Data entries
++++++++
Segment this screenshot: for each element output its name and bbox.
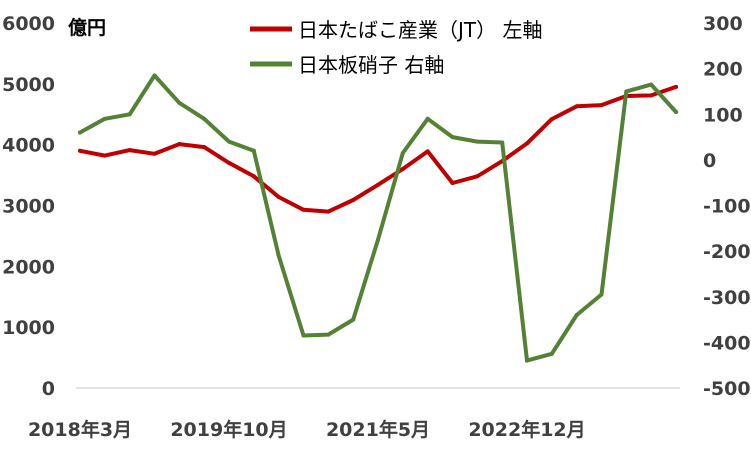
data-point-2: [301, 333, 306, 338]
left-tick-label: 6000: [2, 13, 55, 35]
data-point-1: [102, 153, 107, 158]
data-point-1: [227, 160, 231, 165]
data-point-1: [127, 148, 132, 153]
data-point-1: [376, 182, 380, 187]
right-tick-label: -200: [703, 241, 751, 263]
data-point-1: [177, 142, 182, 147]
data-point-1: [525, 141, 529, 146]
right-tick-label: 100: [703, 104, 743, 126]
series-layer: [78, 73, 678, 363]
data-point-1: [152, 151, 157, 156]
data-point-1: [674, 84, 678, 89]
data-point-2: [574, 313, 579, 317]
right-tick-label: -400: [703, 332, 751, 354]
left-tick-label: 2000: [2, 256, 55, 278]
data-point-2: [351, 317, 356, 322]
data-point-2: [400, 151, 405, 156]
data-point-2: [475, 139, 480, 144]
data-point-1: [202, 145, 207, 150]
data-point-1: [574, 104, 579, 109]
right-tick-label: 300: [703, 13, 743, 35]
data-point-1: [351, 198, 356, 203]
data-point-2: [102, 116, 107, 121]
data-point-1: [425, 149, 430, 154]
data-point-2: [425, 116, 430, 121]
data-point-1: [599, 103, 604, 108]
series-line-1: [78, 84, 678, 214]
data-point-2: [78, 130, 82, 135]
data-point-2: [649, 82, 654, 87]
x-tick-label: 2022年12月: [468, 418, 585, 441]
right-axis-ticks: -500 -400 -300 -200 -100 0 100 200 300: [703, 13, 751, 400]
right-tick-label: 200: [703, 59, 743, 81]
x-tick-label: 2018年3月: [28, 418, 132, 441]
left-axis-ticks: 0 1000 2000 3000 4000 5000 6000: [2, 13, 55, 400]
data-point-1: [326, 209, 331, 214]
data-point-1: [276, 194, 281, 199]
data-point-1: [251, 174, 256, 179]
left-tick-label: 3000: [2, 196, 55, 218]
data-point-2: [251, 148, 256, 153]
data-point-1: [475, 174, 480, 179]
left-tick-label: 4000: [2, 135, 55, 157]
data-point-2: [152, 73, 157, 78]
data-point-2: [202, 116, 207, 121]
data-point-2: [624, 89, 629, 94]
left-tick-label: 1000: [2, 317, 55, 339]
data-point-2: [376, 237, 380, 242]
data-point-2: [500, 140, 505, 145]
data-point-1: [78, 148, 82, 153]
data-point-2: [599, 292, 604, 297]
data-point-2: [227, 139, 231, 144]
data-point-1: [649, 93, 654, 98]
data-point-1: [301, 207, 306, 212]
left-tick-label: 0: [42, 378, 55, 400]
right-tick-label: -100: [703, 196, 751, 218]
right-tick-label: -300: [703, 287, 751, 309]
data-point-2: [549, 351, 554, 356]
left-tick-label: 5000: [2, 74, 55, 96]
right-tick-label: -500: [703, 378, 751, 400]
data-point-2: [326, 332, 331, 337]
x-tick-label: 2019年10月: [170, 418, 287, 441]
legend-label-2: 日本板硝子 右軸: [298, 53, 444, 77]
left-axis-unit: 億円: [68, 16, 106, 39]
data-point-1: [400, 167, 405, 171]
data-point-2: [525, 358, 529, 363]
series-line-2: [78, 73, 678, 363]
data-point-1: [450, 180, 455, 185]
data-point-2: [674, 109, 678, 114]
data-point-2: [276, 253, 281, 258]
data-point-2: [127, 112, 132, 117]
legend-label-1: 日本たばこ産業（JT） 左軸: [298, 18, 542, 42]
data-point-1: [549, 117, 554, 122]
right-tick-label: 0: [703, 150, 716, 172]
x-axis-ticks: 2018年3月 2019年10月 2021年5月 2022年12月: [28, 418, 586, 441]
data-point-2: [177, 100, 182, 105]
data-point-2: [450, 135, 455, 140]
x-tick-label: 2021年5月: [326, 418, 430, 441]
++++++++
# STATED GOAL
Return verbatim the data lines from the one containing "data-point-2: [301, 333, 306, 338]" through the one containing "left-tick-label: 2000: [2, 256, 55, 278]", both included.

# OUTPUT OF THE TASK
data-point-2: [301, 333, 306, 338]
left-tick-label: 6000: [2, 13, 55, 35]
data-point-1: [102, 153, 107, 158]
data-point-1: [227, 160, 231, 165]
data-point-1: [127, 148, 132, 153]
data-point-1: [376, 182, 380, 187]
right-tick-label: -200: [703, 241, 751, 263]
data-point-1: [177, 142, 182, 147]
data-point-1: [525, 141, 529, 146]
right-tick-label: 100: [703, 104, 743, 126]
series-layer: [78, 73, 678, 363]
data-point-1: [152, 151, 157, 156]
data-point-1: [674, 84, 678, 89]
data-point-2: [574, 313, 579, 317]
right-tick-label: -400: [703, 332, 751, 354]
left-tick-label: 2000: [2, 256, 55, 278]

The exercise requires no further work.